● **Written task**: Will you output the entries below exactly, skipping every image they contain?

● **Information supplied**:
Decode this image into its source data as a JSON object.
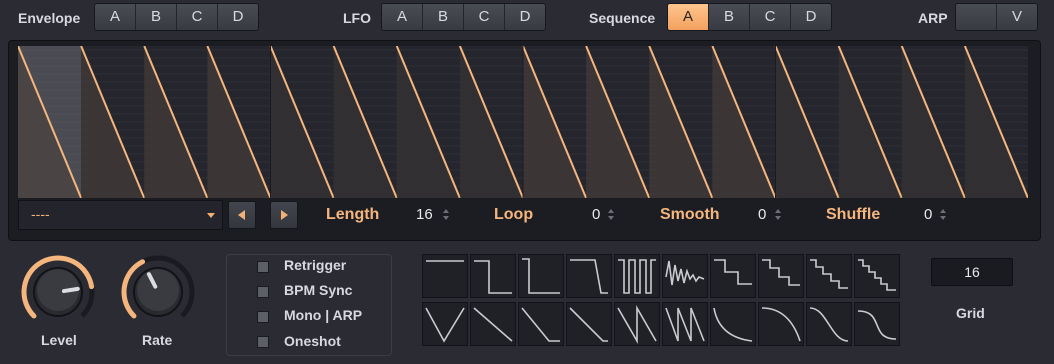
{
  "header": {
    "envelope": {
      "label": "Envelope",
      "buttons": [
        "A",
        "B",
        "C",
        "D"
      ]
    },
    "lfo": {
      "label": "LFO",
      "buttons": [
        "A",
        "B",
        "C",
        "D"
      ]
    },
    "sequence": {
      "label": "Sequence",
      "buttons": [
        "A",
        "B",
        "C",
        "D"
      ],
      "active": "A"
    },
    "arp": {
      "label": "ARP",
      "buttons": [
        "",
        "V"
      ]
    }
  },
  "sequencer": {
    "preset": "----",
    "length_label": "Length",
    "length_value": "16",
    "loop_label": "Loop",
    "loop_value": "0",
    "smooth_label": "Smooth",
    "smooth_value": "0",
    "shuffle_label": "Shuffle",
    "shuffle_value": "0",
    "steps": 16,
    "step_shape": "ramp-down"
  },
  "knobs": [
    {
      "label": "Level",
      "level": 0.8
    },
    {
      "label": "Rate",
      "level": 0.4
    }
  ],
  "options": [
    {
      "label": "Retrigger",
      "checked": false
    },
    {
      "label": "BPM Sync",
      "checked": false
    },
    {
      "label": "Mono | ARP",
      "checked": false
    },
    {
      "label": "Oneshot",
      "checked": false
    }
  ],
  "shapes": {
    "row1": [
      "flat-line",
      "square-step-down",
      "square-short",
      "trapezoid",
      "pulse-train",
      "noise",
      "stairs-3",
      "stairs-4",
      "stairs-5",
      "stairs-6"
    ],
    "row2": [
      "triangle",
      "ramp-down",
      "ramp-down-hold",
      "ramp-down-2",
      "saw-2",
      "saw-3",
      "exp-decay",
      "curve-down",
      "s-curve-down",
      "s-curve"
    ]
  },
  "grid": {
    "value": "16",
    "label": "Grid"
  },
  "colors": {
    "accent": "#f5b67e",
    "background": "#2b2c33",
    "panel": "#1c1d23"
  }
}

● **Answer to this exercise**:
Decode this image into its source data as a JSON object.
{
  "header": {
    "envelope": {
      "label": "Envelope",
      "buttons": [
        "A",
        "B",
        "C",
        "D"
      ]
    },
    "lfo": {
      "label": "LFO",
      "buttons": [
        "A",
        "B",
        "C",
        "D"
      ]
    },
    "sequence": {
      "label": "Sequence",
      "buttons": [
        "A",
        "B",
        "C",
        "D"
      ],
      "active": "A"
    },
    "arp": {
      "label": "ARP",
      "buttons": [
        "",
        "V"
      ]
    }
  },
  "sequencer": {
    "preset": "----",
    "length_label": "Length",
    "length_value": "16",
    "loop_label": "Loop",
    "loop_value": "0",
    "smooth_label": "Smooth",
    "smooth_value": "0",
    "shuffle_label": "Shuffle",
    "shuffle_value": "0",
    "steps": 16,
    "step_shape": "ramp-down"
  },
  "knobs": [
    {
      "label": "Level",
      "level": 0.8
    },
    {
      "label": "Rate",
      "level": 0.4
    }
  ],
  "options": [
    {
      "label": "Retrigger",
      "checked": false
    },
    {
      "label": "BPM Sync",
      "checked": false
    },
    {
      "label": "Mono | ARP",
      "checked": false
    },
    {
      "label": "Oneshot",
      "checked": false
    }
  ],
  "shapes": {
    "row1": [
      "flat-line",
      "square-step-down",
      "square-short",
      "trapezoid",
      "pulse-train",
      "noise",
      "stairs-3",
      "stairs-4",
      "stairs-5",
      "stairs-6"
    ],
    "row2": [
      "triangle",
      "ramp-down",
      "ramp-down-hold",
      "ramp-down-2",
      "saw-2",
      "saw-3",
      "exp-decay",
      "curve-down",
      "s-curve-down",
      "s-curve"
    ]
  },
  "grid": {
    "value": "16",
    "label": "Grid"
  },
  "colors": {
    "accent": "#f5b67e",
    "background": "#2b2c33",
    "panel": "#1c1d23"
  }
}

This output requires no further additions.